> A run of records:

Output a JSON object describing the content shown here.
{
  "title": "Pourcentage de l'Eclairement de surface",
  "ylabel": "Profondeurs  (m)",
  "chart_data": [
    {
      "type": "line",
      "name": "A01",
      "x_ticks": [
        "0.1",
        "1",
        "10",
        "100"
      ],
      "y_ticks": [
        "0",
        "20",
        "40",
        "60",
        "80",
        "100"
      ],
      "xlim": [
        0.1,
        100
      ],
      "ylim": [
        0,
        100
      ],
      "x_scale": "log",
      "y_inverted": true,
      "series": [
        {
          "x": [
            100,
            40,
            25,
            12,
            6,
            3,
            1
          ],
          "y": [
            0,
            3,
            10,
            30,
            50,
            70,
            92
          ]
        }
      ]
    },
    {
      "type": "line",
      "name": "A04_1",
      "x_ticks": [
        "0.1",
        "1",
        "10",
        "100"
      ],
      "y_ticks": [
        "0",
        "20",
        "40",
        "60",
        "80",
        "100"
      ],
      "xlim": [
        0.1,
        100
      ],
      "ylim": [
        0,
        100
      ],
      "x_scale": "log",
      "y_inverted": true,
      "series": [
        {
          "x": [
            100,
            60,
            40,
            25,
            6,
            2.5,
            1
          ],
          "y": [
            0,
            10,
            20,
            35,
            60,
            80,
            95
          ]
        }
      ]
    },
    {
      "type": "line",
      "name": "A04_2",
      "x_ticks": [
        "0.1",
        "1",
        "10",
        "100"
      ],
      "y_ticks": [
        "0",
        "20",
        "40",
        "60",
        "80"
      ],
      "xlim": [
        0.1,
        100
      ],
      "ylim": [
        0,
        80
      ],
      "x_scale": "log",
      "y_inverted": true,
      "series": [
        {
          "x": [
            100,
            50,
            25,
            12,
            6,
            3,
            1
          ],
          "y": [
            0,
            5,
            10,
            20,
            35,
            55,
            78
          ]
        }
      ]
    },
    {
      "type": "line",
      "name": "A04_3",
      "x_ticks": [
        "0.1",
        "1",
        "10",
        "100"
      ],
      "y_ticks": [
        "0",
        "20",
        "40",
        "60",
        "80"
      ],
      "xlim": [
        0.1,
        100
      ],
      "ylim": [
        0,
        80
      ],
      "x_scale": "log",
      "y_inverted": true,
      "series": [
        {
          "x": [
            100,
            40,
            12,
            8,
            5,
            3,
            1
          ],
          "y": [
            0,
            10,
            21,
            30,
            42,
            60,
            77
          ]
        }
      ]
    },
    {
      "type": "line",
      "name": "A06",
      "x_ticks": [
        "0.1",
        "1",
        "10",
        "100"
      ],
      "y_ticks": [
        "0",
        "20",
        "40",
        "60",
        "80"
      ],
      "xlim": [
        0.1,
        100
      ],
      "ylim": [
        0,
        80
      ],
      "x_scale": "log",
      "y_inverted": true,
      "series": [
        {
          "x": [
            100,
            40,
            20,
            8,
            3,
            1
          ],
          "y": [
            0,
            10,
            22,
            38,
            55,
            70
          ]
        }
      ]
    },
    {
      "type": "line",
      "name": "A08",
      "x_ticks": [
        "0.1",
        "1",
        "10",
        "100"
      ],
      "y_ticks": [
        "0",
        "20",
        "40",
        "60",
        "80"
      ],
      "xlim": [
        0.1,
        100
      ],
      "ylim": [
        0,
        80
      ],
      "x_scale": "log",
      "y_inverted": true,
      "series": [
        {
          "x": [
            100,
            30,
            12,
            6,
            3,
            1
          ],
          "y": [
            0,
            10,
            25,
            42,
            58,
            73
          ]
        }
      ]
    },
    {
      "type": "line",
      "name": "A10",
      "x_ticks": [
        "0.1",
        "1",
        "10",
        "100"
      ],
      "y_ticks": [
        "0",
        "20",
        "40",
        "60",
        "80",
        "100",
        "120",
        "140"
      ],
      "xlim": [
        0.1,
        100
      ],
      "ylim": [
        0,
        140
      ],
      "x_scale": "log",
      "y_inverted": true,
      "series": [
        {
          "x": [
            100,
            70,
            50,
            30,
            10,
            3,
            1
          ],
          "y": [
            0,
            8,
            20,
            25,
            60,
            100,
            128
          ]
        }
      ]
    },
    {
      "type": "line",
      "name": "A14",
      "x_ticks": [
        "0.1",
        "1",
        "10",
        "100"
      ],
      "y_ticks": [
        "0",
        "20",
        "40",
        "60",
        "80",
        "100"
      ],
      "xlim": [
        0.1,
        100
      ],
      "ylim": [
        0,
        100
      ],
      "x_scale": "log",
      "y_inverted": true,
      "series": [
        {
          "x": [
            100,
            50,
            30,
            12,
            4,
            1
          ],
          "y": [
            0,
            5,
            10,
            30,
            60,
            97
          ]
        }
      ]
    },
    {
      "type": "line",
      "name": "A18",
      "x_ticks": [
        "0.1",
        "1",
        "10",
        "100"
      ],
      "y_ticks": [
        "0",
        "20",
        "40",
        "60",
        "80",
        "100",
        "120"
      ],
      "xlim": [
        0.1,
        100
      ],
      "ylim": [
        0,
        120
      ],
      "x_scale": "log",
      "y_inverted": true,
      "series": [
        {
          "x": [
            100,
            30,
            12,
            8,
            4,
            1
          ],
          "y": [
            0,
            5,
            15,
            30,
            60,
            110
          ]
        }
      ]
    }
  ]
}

> What the task asks:
From the first line to the last, retype the data exactly.

> Written answer:
Output a JSON object describing the content shown here.
{
  "title": "Pourcentage de l'Eclairement de surface",
  "ylabel": "Profondeurs  (m)",
  "chart_data": [
    {
      "type": "line",
      "name": "A01",
      "x_ticks": [
        "0.1",
        "1",
        "10",
        "100"
      ],
      "y_ticks": [
        "0",
        "20",
        "40",
        "60",
        "80",
        "100"
      ],
      "xlim": [
        0.1,
        100
      ],
      "ylim": [
        0,
        100
      ],
      "x_scale": "log",
      "y_inverted": true,
      "series": [
        {
          "x": [
            100,
            40,
            25,
            12,
            6,
            3,
            1
          ],
          "y": [
            0,
            3,
            10,
            30,
            50,
            70,
            92
          ]
        }
      ]
    },
    {
      "type": "line",
      "name": "A04_1",
      "x_ticks": [
        "0.1",
        "1",
        "10",
        "100"
      ],
      "y_ticks": [
        "0",
        "20",
        "40",
        "60",
        "80",
        "100"
      ],
      "xlim": [
        0.1,
        100
      ],
      "ylim": [
        0,
        100
      ],
      "x_scale": "log",
      "y_inverted": true,
      "series": [
        {
          "x": [
            100,
            60,
            40,
            25,
            6,
            2.5,
            1
          ],
          "y": [
            0,
            10,
            20,
            35,
            60,
            80,
            95
          ]
        }
      ]
    },
    {
      "type": "line",
      "name": "A04_2",
      "x_ticks": [
        "0.1",
        "1",
        "10",
        "100"
      ],
      "y_ticks": [
        "0",
        "20",
        "40",
        "60",
        "80"
      ],
      "xlim": [
        0.1,
        100
      ],
      "ylim": [
        0,
        80
      ],
      "x_scale": "log",
      "y_inverted": true,
      "series": [
        {
          "x": [
            100,
            50,
            25,
            12,
            6,
            3,
            1
          ],
          "y": [
            0,
            5,
            10,
            20,
            35,
            55,
            78
          ]
        }
      ]
    },
    {
      "type": "line",
      "name": "A04_3",
      "x_ticks": [
        "0.1",
        "1",
        "10",
        "100"
      ],
      "y_ticks": [
        "0",
        "20",
        "40",
        "60",
        "80"
      ],
      "xlim": [
        0.1,
        100
      ],
      "ylim": [
        0,
        80
      ],
      "x_scale": "log",
      "y_inverted": true,
      "series": [
        {
          "x": [
            100,
            40,
            12,
            8,
            5,
            3,
            1
          ],
          "y": [
            0,
            10,
            21,
            30,
            42,
            60,
            77
          ]
        }
      ]
    },
    {
      "type": "line",
      "name": "A06",
      "x_ticks": [
        "0.1",
        "1",
        "10",
        "100"
      ],
      "y_ticks": [
        "0",
        "20",
        "40",
        "60",
        "80"
      ],
      "xlim": [
        0.1,
        100
      ],
      "ylim": [
        0,
        80
      ],
      "x_scale": "log",
      "y_inverted": true,
      "series": [
        {
          "x": [
            100,
            40,
            20,
            8,
            3,
            1
          ],
          "y": [
            0,
            10,
            22,
            38,
            55,
            70
          ]
        }
      ]
    },
    {
      "type": "line",
      "name": "A08",
      "x_ticks": [
        "0.1",
        "1",
        "10",
        "100"
      ],
      "y_ticks": [
        "0",
        "20",
        "40",
        "60",
        "80"
      ],
      "xlim": [
        0.1,
        100
      ],
      "ylim": [
        0,
        80
      ],
      "x_scale": "log",
      "y_inverted": true,
      "series": [
        {
          "x": [
            100,
            30,
            12,
            6,
            3,
            1
          ],
          "y": [
            0,
            10,
            25,
            42,
            58,
            73
          ]
        }
      ]
    },
    {
      "type": "line",
      "name": "A10",
      "x_ticks": [
        "0.1",
        "1",
        "10",
        "100"
      ],
      "y_ticks": [
        "0",
        "20",
        "40",
        "60",
        "80",
        "100",
        "120",
        "140"
      ],
      "xlim": [
        0.1,
        100
      ],
      "ylim": [
        0,
        140
      ],
      "x_scale": "log",
      "y_inverted": true,
      "series": [
        {
          "x": [
            100,
            70,
            50,
            30,
            10,
            3,
            1
          ],
          "y": [
            0,
            8,
            20,
            25,
            60,
            100,
            128
          ]
        }
      ]
    },
    {
      "type": "line",
      "name": "A14",
      "x_ticks": [
        "0.1",
        "1",
        "10",
        "100"
      ],
      "y_ticks": [
        "0",
        "20",
        "40",
        "60",
        "80",
        "100"
      ],
      "xlim": [
        0.1,
        100
      ],
      "ylim": [
        0,
        100
      ],
      "x_scale": "log",
      "y_inverted": true,
      "series": [
        {
          "x": [
            100,
            50,
            30,
            12,
            4,
            1
          ],
          "y": [
            0,
            5,
            10,
            30,
            60,
            97
          ]
        }
      ]
    },
    {
      "type": "line",
      "name": "A18",
      "x_ticks": [
        "0.1",
        "1",
        "10",
        "100"
      ],
      "y_ticks": [
        "0",
        "20",
        "40",
        "60",
        "80",
        "100",
        "120"
      ],
      "xlim": [
        0.1,
        100
      ],
      "ylim": [
        0,
        120
      ],
      "x_scale": "log",
      "y_inverted": true,
      "series": [
        {
          "x": [
            100,
            30,
            12,
            8,
            4,
            1
          ],
          "y": [
            0,
            5,
            15,
            30,
            60,
            110
          ]
        }
      ]
    }
  ]
}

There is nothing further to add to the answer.